*Stated task*: All of the records below need to be copied exactly.

*Source records*:

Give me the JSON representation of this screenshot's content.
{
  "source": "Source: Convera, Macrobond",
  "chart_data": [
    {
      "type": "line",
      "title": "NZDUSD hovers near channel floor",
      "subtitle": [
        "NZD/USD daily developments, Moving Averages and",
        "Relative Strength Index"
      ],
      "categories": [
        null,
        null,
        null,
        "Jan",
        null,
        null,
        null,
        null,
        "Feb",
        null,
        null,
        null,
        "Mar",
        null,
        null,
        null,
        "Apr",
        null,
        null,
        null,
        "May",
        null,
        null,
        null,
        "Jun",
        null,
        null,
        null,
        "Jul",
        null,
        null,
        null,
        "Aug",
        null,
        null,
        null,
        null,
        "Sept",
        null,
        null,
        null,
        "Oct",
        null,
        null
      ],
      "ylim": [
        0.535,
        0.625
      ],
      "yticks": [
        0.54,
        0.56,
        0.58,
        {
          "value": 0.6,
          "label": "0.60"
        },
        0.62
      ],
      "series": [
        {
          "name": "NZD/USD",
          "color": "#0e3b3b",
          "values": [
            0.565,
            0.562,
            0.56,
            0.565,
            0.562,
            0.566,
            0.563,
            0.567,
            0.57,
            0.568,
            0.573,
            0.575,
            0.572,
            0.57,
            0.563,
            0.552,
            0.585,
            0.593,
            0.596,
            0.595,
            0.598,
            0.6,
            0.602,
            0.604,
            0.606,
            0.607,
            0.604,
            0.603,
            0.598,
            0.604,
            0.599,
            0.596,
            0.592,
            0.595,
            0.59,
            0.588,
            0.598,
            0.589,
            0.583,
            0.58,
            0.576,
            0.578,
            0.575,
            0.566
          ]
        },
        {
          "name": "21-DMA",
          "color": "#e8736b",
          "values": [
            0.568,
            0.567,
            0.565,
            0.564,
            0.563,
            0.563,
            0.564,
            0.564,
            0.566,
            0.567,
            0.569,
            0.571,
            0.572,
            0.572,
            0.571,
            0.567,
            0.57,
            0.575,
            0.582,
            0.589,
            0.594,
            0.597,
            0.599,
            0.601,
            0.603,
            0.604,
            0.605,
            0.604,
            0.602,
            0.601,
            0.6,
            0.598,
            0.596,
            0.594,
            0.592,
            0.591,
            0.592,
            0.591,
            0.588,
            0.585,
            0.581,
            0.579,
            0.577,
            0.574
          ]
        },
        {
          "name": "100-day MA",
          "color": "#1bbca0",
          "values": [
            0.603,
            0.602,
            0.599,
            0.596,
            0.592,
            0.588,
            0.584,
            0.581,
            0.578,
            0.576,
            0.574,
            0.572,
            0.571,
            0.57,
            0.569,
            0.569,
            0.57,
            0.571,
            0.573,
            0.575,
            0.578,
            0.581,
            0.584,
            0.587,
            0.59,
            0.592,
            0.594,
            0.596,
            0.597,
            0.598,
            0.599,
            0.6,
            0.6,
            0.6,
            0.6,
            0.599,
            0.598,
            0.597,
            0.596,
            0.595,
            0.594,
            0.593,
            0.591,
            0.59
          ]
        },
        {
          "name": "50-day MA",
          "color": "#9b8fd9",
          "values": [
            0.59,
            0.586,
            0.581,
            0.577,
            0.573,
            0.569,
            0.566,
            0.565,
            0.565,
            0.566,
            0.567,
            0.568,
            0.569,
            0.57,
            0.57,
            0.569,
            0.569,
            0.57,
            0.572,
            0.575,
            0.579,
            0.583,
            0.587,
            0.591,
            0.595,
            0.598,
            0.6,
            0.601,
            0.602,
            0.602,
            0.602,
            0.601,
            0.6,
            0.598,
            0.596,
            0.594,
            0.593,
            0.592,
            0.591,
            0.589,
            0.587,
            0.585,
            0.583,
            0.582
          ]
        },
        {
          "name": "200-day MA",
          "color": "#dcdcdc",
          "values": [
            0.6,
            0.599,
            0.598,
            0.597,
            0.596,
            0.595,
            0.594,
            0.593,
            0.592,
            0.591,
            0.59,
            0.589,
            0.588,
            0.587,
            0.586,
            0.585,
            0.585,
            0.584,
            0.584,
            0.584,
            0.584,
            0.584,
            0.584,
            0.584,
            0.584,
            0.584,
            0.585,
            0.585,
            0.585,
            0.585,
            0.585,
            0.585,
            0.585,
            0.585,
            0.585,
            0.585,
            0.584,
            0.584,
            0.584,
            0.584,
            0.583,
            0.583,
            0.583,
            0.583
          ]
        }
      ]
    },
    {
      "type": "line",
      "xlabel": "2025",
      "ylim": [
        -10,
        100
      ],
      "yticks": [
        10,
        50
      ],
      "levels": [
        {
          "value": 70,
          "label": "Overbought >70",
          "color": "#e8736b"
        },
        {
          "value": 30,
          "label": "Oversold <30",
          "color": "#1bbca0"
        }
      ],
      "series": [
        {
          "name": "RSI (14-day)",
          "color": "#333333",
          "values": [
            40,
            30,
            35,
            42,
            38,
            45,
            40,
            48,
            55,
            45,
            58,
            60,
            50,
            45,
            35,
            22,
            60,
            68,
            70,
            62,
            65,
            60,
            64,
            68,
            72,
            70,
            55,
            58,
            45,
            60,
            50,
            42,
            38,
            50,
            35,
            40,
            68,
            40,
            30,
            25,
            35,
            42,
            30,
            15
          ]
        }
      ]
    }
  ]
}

*Final result*:
Give me the JSON representation of this screenshot's content.
{
  "source": "Source: Convera, Macrobond",
  "chart_data": [
    {
      "type": "line",
      "title": "NZDUSD hovers near channel floor",
      "subtitle": [
        "NZD/USD daily developments, Moving Averages and",
        "Relative Strength Index"
      ],
      "categories": [
        null,
        null,
        null,
        "Jan",
        null,
        null,
        null,
        null,
        "Feb",
        null,
        null,
        null,
        "Mar",
        null,
        null,
        null,
        "Apr",
        null,
        null,
        null,
        "May",
        null,
        null,
        null,
        "Jun",
        null,
        null,
        null,
        "Jul",
        null,
        null,
        null,
        "Aug",
        null,
        null,
        null,
        null,
        "Sept",
        null,
        null,
        null,
        "Oct",
        null,
        null
      ],
      "ylim": [
        0.535,
        0.625
      ],
      "yticks": [
        0.54,
        0.56,
        0.58,
        {
          "value": 0.6,
          "label": "0.60"
        },
        0.62
      ],
      "series": [
        {
          "name": "NZD/USD",
          "color": "#0e3b3b",
          "values": [
            0.565,
            0.562,
            0.56,
            0.565,
            0.562,
            0.566,
            0.563,
            0.567,
            0.57,
            0.568,
            0.573,
            0.575,
            0.572,
            0.57,
            0.563,
            0.552,
            0.585,
            0.593,
            0.596,
            0.595,
            0.598,
            0.6,
            0.602,
            0.604,
            0.606,
            0.607,
            0.604,
            0.603,
            0.598,
            0.604,
            0.599,
            0.596,
            0.592,
            0.595,
            0.59,
            0.588,
            0.598,
            0.589,
            0.583,
            0.58,
            0.576,
            0.578,
            0.575,
            0.566
          ]
        },
        {
          "name": "21-DMA",
          "color": "#e8736b",
          "values": [
            0.568,
            0.567,
            0.565,
            0.564,
            0.563,
            0.563,
            0.564,
            0.564,
            0.566,
            0.567,
            0.569,
            0.571,
            0.572,
            0.572,
            0.571,
            0.567,
            0.57,
            0.575,
            0.582,
            0.589,
            0.594,
            0.597,
            0.599,
            0.601,
            0.603,
            0.604,
            0.605,
            0.604,
            0.602,
            0.601,
            0.6,
            0.598,
            0.596,
            0.594,
            0.592,
            0.591,
            0.592,
            0.591,
            0.588,
            0.585,
            0.581,
            0.579,
            0.577,
            0.574
          ]
        },
        {
          "name": "100-day MA",
          "color": "#1bbca0",
          "values": [
            0.603,
            0.602,
            0.599,
            0.596,
            0.592,
            0.588,
            0.584,
            0.581,
            0.578,
            0.576,
            0.574,
            0.572,
            0.571,
            0.57,
            0.569,
            0.569,
            0.57,
            0.571,
            0.573,
            0.575,
            0.578,
            0.581,
            0.584,
            0.587,
            0.59,
            0.592,
            0.594,
            0.596,
            0.597,
            0.598,
            0.599,
            0.6,
            0.6,
            0.6,
            0.6,
            0.599,
            0.598,
            0.597,
            0.596,
            0.595,
            0.594,
            0.593,
            0.591,
            0.59
          ]
        },
        {
          "name": "50-day MA",
          "color": "#9b8fd9",
          "values": [
            0.59,
            0.586,
            0.581,
            0.577,
            0.573,
            0.569,
            0.566,
            0.565,
            0.565,
            0.566,
            0.567,
            0.568,
            0.569,
            0.57,
            0.57,
            0.569,
            0.569,
            0.57,
            0.572,
            0.575,
            0.579,
            0.583,
            0.587,
            0.591,
            0.595,
            0.598,
            0.6,
            0.601,
            0.602,
            0.602,
            0.602,
            0.601,
            0.6,
            0.598,
            0.596,
            0.594,
            0.593,
            0.592,
            0.591,
            0.589,
            0.587,
            0.585,
            0.583,
            0.582
          ]
        },
        {
          "name": "200-day MA",
          "color": "#dcdcdc",
          "values": [
            0.6,
            0.599,
            0.598,
            0.597,
            0.596,
            0.595,
            0.594,
            0.593,
            0.592,
            0.591,
            0.59,
            0.589,
            0.588,
            0.587,
            0.586,
            0.585,
            0.585,
            0.584,
            0.584,
            0.584,
            0.584,
            0.584,
            0.584,
            0.584,
            0.584,
            0.584,
            0.585,
            0.585,
            0.585,
            0.585,
            0.585,
            0.585,
            0.585,
            0.585,
            0.585,
            0.585,
            0.584,
            0.584,
            0.584,
            0.584,
            0.583,
            0.583,
            0.583,
            0.583
          ]
        }
      ]
    },
    {
      "type": "line",
      "xlabel": "2025",
      "ylim": [
        -10,
        100
      ],
      "yticks": [
        10,
        50
      ],
      "levels": [
        {
          "value": 70,
          "label": "Overbought >70",
          "color": "#e8736b"
        },
        {
          "value": 30,
          "label": "Oversold <30",
          "color": "#1bbca0"
        }
      ],
      "series": [
        {
          "name": "RSI (14-day)",
          "color": "#333333",
          "values": [
            40,
            30,
            35,
            42,
            38,
            45,
            40,
            48,
            55,
            45,
            58,
            60,
            50,
            45,
            35,
            22,
            60,
            68,
            70,
            62,
            65,
            60,
            64,
            68,
            72,
            70,
            55,
            58,
            45,
            60,
            50,
            42,
            38,
            50,
            35,
            40,
            68,
            40,
            30,
            25,
            35,
            42,
            30,
            15
          ]
        }
      ]
    }
  ]
}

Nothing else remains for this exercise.